---- Exercise inputs
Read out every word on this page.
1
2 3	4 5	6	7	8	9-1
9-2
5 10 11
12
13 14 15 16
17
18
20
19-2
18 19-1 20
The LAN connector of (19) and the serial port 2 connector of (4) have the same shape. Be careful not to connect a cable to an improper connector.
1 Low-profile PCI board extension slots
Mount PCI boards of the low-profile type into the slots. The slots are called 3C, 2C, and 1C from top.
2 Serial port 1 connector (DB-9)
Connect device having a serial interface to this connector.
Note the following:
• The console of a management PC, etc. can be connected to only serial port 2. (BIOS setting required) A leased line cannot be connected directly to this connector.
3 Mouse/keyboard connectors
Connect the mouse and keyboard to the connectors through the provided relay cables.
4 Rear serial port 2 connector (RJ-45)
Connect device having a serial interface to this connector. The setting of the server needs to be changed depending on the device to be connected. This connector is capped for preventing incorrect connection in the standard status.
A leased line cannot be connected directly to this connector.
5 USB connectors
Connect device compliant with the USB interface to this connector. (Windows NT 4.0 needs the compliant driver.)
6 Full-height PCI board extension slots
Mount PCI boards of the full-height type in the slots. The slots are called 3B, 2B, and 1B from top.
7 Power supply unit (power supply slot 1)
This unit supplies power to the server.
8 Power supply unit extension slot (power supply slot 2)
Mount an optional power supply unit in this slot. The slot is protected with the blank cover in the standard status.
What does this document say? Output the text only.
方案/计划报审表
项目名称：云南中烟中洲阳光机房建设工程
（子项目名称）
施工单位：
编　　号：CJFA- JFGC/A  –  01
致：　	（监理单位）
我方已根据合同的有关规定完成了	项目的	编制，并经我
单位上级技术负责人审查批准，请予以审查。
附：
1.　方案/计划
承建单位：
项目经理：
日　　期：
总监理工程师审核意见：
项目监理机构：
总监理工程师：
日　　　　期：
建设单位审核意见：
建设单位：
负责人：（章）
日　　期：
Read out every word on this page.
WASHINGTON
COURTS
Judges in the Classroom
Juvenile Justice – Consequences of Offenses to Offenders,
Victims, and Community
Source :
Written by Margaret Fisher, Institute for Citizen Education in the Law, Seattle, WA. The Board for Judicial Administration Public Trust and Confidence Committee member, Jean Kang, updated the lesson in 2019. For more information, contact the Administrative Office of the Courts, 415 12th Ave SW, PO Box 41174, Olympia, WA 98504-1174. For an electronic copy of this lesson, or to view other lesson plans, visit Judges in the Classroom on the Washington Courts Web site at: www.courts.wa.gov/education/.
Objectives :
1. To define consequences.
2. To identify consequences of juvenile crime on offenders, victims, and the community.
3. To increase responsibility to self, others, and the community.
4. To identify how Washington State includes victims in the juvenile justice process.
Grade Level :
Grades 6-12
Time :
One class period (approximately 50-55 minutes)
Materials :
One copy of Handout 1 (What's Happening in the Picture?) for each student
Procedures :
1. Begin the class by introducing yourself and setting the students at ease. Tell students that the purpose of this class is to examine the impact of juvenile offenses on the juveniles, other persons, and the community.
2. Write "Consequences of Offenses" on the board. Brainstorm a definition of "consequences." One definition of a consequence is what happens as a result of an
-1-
--------
## Work to complete
Reproduce each entry exactly, leaving out nothing.

## Task response
Read out every word on this page.
1
2 3	4 5	6	7	8	9-1
9-2
5 10 11
12
13 14 15 16
17
18
20
19-2
18 19-1 20
The LAN connector of (19) and the serial port 2 connector of (4) have the same shape. Be careful not to connect a cable to an improper connector.
1 Low-profile PCI board extension slots
Mount PCI boards of the low-profile type into the slots. The slots are called 3C, 2C, and 1C from top.
2 Serial port 1 connector (DB-9)
Connect device having a serial interface to this connector.
Note the following:
• The console of a management PC, etc. can be connected to only serial port 2. (BIOS setting required) A leased line cannot be connected directly to this connector.
3 Mouse/keyboard connectors
Connect the mouse and keyboard to the connectors through the provided relay cables.
4 Rear serial port 2 connector (RJ-45)
Connect device having a serial interface to this connector. The setting of the server needs to be changed depending on the device to be connected. This connector is capped for preventing incorrect connection in the standard status.
A leased line cannot be connected directly to this connector.
5 USB connectors
Connect device compliant with the USB interface to this connector. (Windows NT 4.0 needs the compliant driver.)
6 Full-height PCI board extension slots
Mount PCI boards of the full-height type in the slots. The slots are called 3B, 2B, and 1B from top.
7 Power supply unit (power supply slot 1)
This unit supplies power to the server.
8 Power supply unit extension slot (power supply slot 2)
Mount an optional power supply unit in this slot. The slot is protected with the blank cover in the standard status.
What does this document say? Output the text only.
方案/计划报审表
项目名称：云南中烟中洲阳光机房建设工程
（子项目名称）
施工单位：
编　　号：CJFA- JFGC/A  –  01
致：　	（监理单位）
我方已根据合同的有关规定完成了	项目的	编制，并经我
单位上级技术负责人审查批准，请予以审查。
附：
1.　方案/计划
承建单位：
项目经理：
日　　期：
总监理工程师审核意见：
项目监理机构：
总监理工程师：
日　　　　期：
建设单位审核意见：
建设单位：
负责人：（章）
日　　期：
Read out every word on this page.
WASHINGTON
COURTS
Judges in the Classroom
Juvenile Justice – Consequences of Offenses to Offenders,
Victims, and Community
Source :
Written by Margaret Fisher, Institute for Citizen Education in the Law, Seattle, WA. The Board for Judicial Administration Public Trust and Confidence Committee member, Jean Kang, updated the lesson in 2019. For more information, contact the Administrative Office of the Courts, 415 12th Ave SW, PO Box 41174, Olympia, WA 98504-1174. For an electronic copy of this lesson, or to view other lesson plans, visit Judges in the Classroom on the Washington Courts Web site at: www.courts.wa.gov/education/.
Objectives :
1. To define consequences.
2. To identify consequences of juvenile crime on offenders, victims, and the community.
3. To increase responsibility to self, others, and the community.
4. To identify how Washington State includes victims in the juvenile justice process.
Grade Level :
Grades 6-12
Time :
One class period (approximately 50-55 minutes)
Materials :
One copy of Handout 1 (What's Happening in the Picture?) for each student
Procedures :
1. Begin the class by introducing yourself and setting the students at ease. Tell students that the purpose of this class is to examine the impact of juvenile offenses on the juveniles, other persons, and the community.
2. Write "Consequences of Offenses" on the board. Brainstorm a definition of "consequences." One definition of a consequence is what happens as a result of an
-1-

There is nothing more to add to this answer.